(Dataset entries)
++++++

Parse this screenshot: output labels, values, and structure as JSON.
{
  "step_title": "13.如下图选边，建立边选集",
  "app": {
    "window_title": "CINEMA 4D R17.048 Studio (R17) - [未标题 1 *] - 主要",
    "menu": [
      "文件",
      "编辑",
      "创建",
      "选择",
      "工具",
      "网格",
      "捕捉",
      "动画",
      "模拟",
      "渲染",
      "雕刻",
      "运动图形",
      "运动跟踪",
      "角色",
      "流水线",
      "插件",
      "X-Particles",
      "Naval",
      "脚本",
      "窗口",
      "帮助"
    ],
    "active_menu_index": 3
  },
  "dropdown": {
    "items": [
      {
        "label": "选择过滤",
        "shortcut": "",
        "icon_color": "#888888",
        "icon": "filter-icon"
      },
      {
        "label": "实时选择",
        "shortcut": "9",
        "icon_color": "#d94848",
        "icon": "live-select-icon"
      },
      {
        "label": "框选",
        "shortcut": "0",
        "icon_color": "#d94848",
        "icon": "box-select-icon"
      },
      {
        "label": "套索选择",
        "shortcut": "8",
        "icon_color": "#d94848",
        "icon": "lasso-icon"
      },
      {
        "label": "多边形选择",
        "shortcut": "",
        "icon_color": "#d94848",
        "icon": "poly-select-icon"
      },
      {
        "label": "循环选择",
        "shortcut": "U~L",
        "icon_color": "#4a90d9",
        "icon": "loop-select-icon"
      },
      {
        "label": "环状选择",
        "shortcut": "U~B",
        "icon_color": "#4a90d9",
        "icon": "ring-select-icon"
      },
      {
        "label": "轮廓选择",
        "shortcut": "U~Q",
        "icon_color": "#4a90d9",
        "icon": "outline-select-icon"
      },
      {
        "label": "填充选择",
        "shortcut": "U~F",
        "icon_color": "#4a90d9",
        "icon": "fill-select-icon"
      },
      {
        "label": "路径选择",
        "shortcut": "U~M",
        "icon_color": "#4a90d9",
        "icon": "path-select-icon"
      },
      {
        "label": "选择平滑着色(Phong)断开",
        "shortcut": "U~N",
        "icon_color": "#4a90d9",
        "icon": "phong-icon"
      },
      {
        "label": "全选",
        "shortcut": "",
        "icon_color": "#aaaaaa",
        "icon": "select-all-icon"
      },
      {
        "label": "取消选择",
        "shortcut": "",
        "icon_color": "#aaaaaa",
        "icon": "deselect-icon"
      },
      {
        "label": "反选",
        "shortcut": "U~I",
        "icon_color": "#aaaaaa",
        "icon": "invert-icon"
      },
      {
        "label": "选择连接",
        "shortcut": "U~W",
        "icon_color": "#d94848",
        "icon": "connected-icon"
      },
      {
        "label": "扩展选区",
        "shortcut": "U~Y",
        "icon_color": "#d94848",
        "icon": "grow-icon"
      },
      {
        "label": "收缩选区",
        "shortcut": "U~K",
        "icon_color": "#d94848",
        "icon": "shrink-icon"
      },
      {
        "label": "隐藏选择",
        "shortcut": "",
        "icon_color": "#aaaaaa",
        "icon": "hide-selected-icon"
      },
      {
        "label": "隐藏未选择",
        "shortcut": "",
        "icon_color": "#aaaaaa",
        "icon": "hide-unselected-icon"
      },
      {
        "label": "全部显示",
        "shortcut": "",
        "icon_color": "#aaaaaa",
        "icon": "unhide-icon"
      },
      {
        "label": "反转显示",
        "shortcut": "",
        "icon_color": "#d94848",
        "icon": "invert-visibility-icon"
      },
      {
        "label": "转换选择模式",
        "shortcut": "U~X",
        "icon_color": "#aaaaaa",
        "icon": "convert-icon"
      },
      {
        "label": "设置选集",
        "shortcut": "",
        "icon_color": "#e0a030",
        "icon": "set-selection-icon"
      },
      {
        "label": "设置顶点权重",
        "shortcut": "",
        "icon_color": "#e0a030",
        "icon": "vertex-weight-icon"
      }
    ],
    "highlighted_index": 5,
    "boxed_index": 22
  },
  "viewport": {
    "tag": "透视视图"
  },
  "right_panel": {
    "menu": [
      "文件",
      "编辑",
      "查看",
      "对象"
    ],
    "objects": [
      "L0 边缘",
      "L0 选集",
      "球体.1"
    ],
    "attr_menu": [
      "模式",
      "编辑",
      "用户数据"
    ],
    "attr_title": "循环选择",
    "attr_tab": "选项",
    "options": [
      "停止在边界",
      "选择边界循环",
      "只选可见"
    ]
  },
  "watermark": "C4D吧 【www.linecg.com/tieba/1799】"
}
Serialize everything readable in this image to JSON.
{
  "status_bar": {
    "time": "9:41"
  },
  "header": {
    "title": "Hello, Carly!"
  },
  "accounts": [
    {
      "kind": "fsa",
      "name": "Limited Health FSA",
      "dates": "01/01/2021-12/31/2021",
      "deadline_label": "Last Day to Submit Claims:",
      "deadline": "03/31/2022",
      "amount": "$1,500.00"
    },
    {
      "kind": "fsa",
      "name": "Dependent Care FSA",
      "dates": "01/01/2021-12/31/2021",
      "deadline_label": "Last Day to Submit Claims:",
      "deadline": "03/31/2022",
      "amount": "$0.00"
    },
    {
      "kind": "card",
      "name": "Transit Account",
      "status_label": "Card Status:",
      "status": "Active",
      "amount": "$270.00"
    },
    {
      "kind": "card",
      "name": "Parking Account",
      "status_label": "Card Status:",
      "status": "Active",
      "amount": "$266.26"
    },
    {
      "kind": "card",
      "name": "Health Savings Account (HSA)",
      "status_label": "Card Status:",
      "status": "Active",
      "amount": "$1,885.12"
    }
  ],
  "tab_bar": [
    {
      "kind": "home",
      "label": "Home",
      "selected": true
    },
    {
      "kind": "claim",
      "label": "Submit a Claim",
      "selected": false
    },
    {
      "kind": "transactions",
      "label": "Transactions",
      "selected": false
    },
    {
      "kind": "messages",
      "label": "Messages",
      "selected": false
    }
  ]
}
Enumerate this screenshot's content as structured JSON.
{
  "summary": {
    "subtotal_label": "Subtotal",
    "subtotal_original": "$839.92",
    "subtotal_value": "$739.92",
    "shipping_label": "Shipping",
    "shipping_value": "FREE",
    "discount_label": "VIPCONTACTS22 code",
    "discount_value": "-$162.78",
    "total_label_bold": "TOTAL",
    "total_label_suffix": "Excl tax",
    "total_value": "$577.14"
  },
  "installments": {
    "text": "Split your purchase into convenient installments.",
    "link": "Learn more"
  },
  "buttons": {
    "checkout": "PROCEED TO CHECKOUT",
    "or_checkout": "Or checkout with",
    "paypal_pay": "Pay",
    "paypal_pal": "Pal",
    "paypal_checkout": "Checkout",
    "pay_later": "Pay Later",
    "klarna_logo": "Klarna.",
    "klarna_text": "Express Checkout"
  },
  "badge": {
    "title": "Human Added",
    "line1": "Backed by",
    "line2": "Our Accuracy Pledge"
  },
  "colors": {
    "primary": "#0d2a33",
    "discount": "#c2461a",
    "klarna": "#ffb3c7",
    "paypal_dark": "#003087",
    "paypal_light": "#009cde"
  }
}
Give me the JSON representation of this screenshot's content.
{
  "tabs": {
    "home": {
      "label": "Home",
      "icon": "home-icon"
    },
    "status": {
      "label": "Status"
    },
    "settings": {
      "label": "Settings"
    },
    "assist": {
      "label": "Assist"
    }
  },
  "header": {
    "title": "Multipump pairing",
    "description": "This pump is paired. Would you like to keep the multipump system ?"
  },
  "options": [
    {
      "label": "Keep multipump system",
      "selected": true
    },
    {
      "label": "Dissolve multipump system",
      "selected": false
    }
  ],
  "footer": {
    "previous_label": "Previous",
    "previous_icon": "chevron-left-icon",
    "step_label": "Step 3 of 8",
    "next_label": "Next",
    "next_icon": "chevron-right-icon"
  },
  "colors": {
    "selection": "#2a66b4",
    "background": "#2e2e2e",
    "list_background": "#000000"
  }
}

++++++

— Task —
Where a line above contains the word "chevron", copy that line.

— Exercise response —
    "previous_icon": "chevron-left-icon",
    "next_icon": "chevron-right-icon"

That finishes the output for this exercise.